Your instructions | Each line in the entries below that holds the string "mikä" must be copied.

The data |
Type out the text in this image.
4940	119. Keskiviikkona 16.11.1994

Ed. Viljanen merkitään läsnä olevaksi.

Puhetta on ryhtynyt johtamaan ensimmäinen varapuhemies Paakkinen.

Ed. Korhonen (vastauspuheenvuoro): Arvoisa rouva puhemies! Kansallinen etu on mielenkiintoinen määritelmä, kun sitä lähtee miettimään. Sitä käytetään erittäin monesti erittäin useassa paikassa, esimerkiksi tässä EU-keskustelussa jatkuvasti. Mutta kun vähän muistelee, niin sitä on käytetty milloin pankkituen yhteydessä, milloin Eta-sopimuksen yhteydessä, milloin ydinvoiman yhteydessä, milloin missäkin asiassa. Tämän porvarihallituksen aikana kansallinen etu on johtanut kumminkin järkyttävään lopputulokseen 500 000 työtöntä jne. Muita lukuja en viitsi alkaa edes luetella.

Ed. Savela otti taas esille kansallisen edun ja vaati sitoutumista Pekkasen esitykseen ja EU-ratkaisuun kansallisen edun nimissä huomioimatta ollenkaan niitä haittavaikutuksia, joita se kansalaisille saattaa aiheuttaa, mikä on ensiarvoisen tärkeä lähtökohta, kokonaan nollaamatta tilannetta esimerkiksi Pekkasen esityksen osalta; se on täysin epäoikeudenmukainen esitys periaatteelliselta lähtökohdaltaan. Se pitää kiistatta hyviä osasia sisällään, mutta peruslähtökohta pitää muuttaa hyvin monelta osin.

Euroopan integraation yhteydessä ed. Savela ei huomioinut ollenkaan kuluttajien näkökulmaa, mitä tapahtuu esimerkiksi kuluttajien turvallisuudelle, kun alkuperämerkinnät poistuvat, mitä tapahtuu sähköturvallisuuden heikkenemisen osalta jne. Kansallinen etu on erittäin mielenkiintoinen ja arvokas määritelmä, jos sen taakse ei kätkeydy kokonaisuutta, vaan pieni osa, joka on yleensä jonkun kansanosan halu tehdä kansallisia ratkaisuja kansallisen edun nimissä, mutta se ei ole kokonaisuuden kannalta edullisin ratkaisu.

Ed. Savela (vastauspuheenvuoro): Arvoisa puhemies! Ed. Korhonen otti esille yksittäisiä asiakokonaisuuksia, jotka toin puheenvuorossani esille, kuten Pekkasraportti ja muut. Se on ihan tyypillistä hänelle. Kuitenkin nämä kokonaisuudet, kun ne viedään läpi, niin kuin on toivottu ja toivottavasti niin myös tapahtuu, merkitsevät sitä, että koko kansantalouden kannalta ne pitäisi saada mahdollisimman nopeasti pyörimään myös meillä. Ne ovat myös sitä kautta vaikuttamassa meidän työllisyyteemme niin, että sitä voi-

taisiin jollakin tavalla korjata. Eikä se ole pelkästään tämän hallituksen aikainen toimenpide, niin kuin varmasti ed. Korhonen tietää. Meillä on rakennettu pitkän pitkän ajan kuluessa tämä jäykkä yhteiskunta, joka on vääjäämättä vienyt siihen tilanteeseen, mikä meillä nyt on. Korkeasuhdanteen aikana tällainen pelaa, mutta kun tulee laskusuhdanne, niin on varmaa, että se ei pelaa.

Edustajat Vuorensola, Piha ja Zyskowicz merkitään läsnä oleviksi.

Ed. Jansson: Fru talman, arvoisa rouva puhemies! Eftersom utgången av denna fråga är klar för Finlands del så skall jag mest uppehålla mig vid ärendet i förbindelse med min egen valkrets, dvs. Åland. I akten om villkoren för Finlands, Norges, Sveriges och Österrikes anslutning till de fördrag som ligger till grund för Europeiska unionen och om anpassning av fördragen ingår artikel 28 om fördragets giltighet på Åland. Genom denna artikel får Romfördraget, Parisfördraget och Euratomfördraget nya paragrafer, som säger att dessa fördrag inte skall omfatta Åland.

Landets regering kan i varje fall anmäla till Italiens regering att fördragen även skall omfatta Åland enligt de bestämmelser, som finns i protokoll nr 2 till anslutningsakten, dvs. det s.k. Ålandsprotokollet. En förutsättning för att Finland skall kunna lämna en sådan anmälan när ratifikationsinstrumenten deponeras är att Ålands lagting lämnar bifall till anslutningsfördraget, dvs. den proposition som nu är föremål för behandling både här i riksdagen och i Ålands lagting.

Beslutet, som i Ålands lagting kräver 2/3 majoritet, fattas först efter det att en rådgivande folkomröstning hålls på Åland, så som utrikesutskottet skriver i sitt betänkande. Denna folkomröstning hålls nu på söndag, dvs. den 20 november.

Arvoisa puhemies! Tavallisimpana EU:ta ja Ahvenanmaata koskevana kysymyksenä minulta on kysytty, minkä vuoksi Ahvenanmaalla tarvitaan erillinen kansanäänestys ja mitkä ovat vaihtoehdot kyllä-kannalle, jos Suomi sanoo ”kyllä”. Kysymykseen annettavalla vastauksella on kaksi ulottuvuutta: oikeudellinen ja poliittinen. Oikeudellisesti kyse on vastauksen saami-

Answer space |
Ed. Savela otti taas esille kansallisen edun ja vaati sitoutumista Pekkasen esitykseen ja EU-ratkaisuun kansallisen edun nimissä huomioimatta ollenkaan niitä haittavaikutuksia, joita se kansalaisille saattaa aiheuttaa, mikä on ensiarvoisen tärkeä lähtökohta, kokonaan nollaamatta tilannetta esimerkiksi Pekkasen esityksen osalta; se on täysin epäoikeudenmukainen esitys periaatteelliselta lähtökohdaltaan. Se pitää kiistatta hyviä osasia sisällään, mutta peruslähtökohta pitää muuttaa hyvin monelta osin.
taisiin jollakin tavalla korjata. Eikä se ole pelkästään tämän hallituksen aikainen toimenpide, niin kuin varmasti ed. Korhonen tietää. Meillä on rakennettu pitkän pitkän ajan kuluessa tämä jäykkä yhteiskunta, joka on vääjäämättä vienyt siihen tilanteeseen, mikä meillä nyt on. Korkeasuhdanteen aikana tällainen pelaa, mutta kun tulee laskusuhdanne, niin on varmaa, että se ei pelaa.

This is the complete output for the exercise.